But they wouldn't rediscover the mythic overlay, which is what makes the original quote a lie and an attempt to steal credit.

Comment author: cousin_it 04 November 2010 06:43:35PM *  4 points [-]

There seems to be an interesting factual question lurking here: how much of the mythic overlay would people reinvent in a similar form, even if they forgot all their language and culture? A quick search turned up the amazing Wikipedia page List of thunder gods. Of course, the major monotheistic religions are also very similar to each other (I'd say about as close as C# was to Java when it first appeared), but they didn't arise in ignorance of each other, as pagan mythologies did.

Comment author: wedrifid 04 November 2010 06:51:36PM 1 point [-]

I'd say about as close as C# was to Java when it first appeared

The various LISPs may also be a good analogy.

Comment author: Risto_Saarelma 05 November 2010 05:49:44AM 0 points [-]

I was thinking the same. My understanding is that neopaganism is more about the general process with which people come up with mythic significance for natural phenomena than any specific pagan myth. There certainly seems to be a case for humans doing that spontaneously in a state of nature, though it's hard to tell exactly how wide the variation would be.

The closest the human universals list has are "belief in supernatural/religion" and "weather control (attempts to)". So everyone ends up trying to magic up nature into doing stuff, but they're not necessarily reverent about it like the neopagans would like?

Comment author: wedrifid 04 November 2010 06:42:02PM 2 points [-]

Christianity would not come back. Not with that name and not with those details.

Science would not come back either, not with that name and not with those details. It would actually be fascinating to see how we built up our understanding a second time around. Much of how we carve reality into human sized pieces is an artifact of how it was discovered as well as mere chance. Rediscovering the mechanisms behind natural phenomena may well produce systems of knowledge that take considerable effort to understand.

• **Tasks to perform**
**1)** Check each statement against the comment thread on rediscovering myth and answer yes or no, quoting the words of the thread that settle it. (a) One commenter likens the major monotheistic religions to C# and Java. (b) A commenter offers the various LISPs as another analogy. (c) The human universals list includes reverence for nature.
**2)** Carry the comment thread on rediscovering myth on past its final sentence.

• **Input data**
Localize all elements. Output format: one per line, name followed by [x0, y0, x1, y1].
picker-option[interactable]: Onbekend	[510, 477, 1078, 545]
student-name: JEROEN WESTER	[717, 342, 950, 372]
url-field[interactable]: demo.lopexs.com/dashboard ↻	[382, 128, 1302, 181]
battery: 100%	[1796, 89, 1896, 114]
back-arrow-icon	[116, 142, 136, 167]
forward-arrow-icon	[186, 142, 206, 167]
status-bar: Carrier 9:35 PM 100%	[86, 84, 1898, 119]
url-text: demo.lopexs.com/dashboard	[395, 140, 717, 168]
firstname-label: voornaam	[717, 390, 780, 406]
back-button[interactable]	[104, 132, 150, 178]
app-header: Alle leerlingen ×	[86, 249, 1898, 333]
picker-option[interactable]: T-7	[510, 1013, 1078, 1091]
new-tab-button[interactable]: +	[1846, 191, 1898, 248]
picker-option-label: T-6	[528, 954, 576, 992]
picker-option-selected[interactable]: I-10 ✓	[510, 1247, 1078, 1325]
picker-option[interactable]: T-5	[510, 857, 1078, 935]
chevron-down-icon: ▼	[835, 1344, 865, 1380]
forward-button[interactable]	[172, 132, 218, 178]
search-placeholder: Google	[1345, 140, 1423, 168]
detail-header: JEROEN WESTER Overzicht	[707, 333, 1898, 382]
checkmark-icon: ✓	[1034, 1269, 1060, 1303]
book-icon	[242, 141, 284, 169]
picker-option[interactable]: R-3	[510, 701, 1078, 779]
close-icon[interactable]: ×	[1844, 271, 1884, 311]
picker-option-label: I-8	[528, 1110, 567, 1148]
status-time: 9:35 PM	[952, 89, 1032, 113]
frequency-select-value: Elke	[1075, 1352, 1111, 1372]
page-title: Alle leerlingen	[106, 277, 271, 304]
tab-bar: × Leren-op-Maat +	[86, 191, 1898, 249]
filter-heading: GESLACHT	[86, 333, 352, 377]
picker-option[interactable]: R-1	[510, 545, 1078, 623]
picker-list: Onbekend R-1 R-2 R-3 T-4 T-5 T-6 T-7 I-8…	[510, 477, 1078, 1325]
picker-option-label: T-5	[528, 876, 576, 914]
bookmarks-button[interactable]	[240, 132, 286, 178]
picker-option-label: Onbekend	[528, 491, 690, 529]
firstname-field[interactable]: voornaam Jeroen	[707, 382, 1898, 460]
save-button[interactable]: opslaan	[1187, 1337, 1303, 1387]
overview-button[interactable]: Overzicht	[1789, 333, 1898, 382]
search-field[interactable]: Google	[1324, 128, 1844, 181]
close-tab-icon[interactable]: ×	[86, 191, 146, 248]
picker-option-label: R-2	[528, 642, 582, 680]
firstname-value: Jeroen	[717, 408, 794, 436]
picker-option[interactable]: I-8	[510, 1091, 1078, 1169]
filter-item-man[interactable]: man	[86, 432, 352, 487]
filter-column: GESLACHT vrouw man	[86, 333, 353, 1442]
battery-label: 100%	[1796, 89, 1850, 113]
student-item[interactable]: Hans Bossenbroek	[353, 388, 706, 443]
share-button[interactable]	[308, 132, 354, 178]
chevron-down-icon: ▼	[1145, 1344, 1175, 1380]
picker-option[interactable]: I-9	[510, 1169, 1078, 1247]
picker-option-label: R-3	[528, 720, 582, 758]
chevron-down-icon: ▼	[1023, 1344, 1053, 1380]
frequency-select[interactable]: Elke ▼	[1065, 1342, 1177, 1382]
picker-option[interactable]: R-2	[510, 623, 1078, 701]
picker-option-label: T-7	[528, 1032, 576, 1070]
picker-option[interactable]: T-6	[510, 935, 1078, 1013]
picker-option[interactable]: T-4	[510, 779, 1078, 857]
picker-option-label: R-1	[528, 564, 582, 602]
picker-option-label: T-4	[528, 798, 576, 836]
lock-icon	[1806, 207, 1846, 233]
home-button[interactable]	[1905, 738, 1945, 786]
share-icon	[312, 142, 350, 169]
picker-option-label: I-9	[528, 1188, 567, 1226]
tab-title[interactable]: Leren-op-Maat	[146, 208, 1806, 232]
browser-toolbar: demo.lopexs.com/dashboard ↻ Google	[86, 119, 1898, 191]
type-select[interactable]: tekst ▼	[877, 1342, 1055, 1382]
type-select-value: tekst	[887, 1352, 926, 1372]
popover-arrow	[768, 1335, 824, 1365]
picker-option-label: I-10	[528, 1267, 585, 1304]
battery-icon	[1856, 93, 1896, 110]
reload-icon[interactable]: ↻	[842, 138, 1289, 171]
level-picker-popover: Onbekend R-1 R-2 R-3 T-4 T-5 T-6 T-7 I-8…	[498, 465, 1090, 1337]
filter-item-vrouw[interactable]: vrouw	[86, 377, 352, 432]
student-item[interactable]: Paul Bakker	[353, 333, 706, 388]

• **Response list**
**1)**
(a) Yes: "I'd say about as close as C# was to Java when it first appeared"
(b) Yes: "The various LISPs may also be a good analogy."
(c) No: "The closest the human universals list has are "belief in supernatural/religion" and "weather control (attempts to)"."

**2)**
Comment author: Snowyowl 05 November 2010 11:26:46AM *  0 points [-]

I think that human sized pieces will always be human sized pieces. Important discoveries may be made in a different order, but if we turned back the clock I'm pretty sure we'd rediscover fire, positional numeral systems (though not necessarily base 10), metallurgy, and electromagnetism, assuming humanity doesn't go extinct too fast. On the other hand, achievements like space travel and the nuclear bomb depended heavily on the geopolitics of the time, and I wouldn't expect them to be replicated.

Comment author: wedrifid 05 November 2010 06:25:25PM 2 points [-]

I'm just wondering if we would end up breaking the pieces up in different ways, ways that are unintuitive to us.

Comment author: mwaser 04 November 2010 12:18:39PM 3 points [-]

I can think of several reasons

  1. Your post appears to be a dominance game. Your bible will obliterate their bible.
  2. While beauty is in the eye of the beholder, I would guess that the initial quote probably strikes many here as elegant poetry that is well worth sharing (and upvotes effectively equal sharing).
  3. Your post isn't particularly interesting so I would guess that it wouldn't attract any upovotes and point 1 means that it is nearly certain to attract at least two or three downvotes.
Comment author: Risto_Saarelma 04 November 2010 09:50:01AM 1 point [-]

Dunno either. I liked yours.

Maybe people are associating the Wiccan connection with New Agey woo and the straight-up anti-rationalism it sometimes turns into.

Comment author: Jack 04 November 2010 08:56:21AM 1 point [-]

NMDV, but I have no idea what your quote is supposed to mean.

Comment author: Apprentice 04 November 2010 02:05:26PM 0 points [-]

It ties into several pagan themes; this-worldliness, nature-worship, immanence, pantheism, anti-dogmatism and the continuity and durability of these ideas.

Comment author: Jack 04 November 2010 03:01:38PM *  4 points [-]

Okay. Well people here tend to like this-worldliness and anti-dogmatism but tend to dislike nature-worship, 'immanence' and pantheism. So that pretty much explains the downvotes.

Compare to the first one which is a poem about how science is way cooler than religion. It's like rationalist catnip. I wouldn't take it personally.